> **The request**:
State the number of lines where "Sharp" appears. Add nothing else.

> **Input material**:

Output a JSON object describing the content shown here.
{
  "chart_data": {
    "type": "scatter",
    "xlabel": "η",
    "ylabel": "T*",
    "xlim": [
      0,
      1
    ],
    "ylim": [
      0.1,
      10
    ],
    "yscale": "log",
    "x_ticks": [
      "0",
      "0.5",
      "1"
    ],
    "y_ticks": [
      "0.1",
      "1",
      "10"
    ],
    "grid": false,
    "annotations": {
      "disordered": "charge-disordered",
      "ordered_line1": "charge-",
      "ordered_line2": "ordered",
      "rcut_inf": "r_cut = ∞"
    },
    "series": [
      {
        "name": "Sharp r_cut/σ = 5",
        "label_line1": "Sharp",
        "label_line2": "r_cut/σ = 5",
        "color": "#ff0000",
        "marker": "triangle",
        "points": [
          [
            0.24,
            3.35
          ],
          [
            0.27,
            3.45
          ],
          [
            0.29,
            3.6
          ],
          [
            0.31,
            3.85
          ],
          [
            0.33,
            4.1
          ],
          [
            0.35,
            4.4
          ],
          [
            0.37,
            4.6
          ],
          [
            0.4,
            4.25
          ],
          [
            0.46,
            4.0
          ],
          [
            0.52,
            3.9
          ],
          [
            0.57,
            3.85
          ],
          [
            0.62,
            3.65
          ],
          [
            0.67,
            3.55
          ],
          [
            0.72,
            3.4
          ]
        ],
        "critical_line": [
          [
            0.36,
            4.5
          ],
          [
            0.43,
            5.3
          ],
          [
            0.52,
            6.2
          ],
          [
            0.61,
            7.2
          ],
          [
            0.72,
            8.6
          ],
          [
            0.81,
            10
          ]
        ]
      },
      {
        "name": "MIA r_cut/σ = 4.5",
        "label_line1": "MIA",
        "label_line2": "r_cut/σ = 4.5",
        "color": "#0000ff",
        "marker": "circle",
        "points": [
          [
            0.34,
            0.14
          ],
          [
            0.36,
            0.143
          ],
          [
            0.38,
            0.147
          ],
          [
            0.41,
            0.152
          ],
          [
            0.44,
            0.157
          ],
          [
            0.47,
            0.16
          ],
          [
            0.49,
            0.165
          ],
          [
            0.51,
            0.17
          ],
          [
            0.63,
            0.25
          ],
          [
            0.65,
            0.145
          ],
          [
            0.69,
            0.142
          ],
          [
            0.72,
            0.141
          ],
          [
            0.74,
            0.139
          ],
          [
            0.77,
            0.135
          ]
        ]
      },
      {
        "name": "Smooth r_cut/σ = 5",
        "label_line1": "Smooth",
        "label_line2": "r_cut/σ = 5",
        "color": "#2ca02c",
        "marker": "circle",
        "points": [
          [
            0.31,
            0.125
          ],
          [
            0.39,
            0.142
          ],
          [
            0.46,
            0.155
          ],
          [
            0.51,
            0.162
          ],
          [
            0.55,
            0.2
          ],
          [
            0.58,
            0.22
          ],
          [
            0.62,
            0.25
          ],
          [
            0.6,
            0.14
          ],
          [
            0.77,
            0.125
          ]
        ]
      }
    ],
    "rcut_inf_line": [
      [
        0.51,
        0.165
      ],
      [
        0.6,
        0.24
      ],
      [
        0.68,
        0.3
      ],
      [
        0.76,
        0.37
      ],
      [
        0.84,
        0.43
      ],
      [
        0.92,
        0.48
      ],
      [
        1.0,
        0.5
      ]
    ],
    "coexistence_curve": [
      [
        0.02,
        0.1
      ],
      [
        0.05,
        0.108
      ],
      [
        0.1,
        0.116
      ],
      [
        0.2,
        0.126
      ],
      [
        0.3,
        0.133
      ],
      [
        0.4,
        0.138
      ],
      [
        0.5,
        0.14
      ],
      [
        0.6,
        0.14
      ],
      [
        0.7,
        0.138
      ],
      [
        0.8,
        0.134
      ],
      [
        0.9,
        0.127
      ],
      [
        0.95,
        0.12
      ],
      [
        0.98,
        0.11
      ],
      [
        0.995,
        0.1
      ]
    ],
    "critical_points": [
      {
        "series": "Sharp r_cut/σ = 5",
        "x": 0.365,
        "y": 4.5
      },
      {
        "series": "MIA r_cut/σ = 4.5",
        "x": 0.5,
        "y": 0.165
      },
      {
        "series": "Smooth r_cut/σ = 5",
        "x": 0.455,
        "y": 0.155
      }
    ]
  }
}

> **Response for this exercise**:
3